▶ EXERCISE INSTRUCTIONS: Select the lines that contain "Passenger" and copy each of them.

▶ EXTRACTED ENTRIES:

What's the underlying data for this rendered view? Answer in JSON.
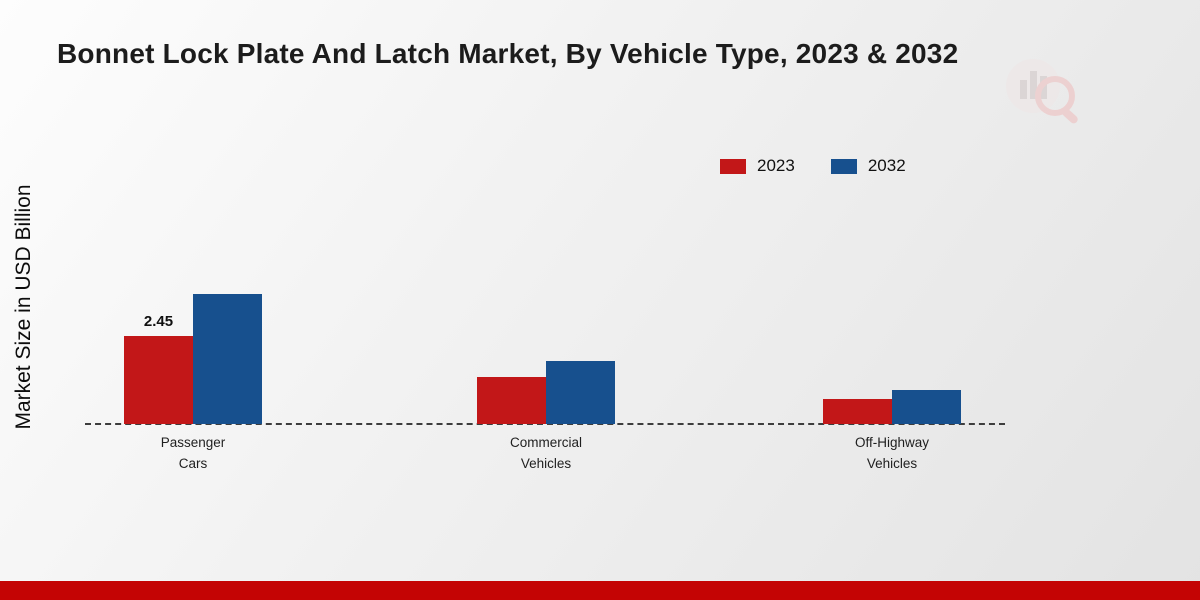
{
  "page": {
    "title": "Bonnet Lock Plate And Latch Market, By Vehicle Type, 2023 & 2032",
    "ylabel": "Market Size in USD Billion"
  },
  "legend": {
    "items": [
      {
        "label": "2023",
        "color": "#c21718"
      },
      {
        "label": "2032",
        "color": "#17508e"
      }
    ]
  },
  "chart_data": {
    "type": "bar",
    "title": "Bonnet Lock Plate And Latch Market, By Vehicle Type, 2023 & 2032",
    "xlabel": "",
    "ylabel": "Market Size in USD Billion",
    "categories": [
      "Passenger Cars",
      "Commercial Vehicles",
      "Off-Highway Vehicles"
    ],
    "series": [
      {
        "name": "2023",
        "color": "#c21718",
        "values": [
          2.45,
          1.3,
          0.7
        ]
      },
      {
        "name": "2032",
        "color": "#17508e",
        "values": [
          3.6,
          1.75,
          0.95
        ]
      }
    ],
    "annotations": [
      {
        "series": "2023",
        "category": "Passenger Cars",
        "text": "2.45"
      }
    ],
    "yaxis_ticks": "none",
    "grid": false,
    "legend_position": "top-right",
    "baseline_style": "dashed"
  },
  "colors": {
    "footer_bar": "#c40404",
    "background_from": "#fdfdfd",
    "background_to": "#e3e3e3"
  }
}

▶ EXERCISE RESPONSE:
      "Passenger Cars",
        "category": "Passenger Cars",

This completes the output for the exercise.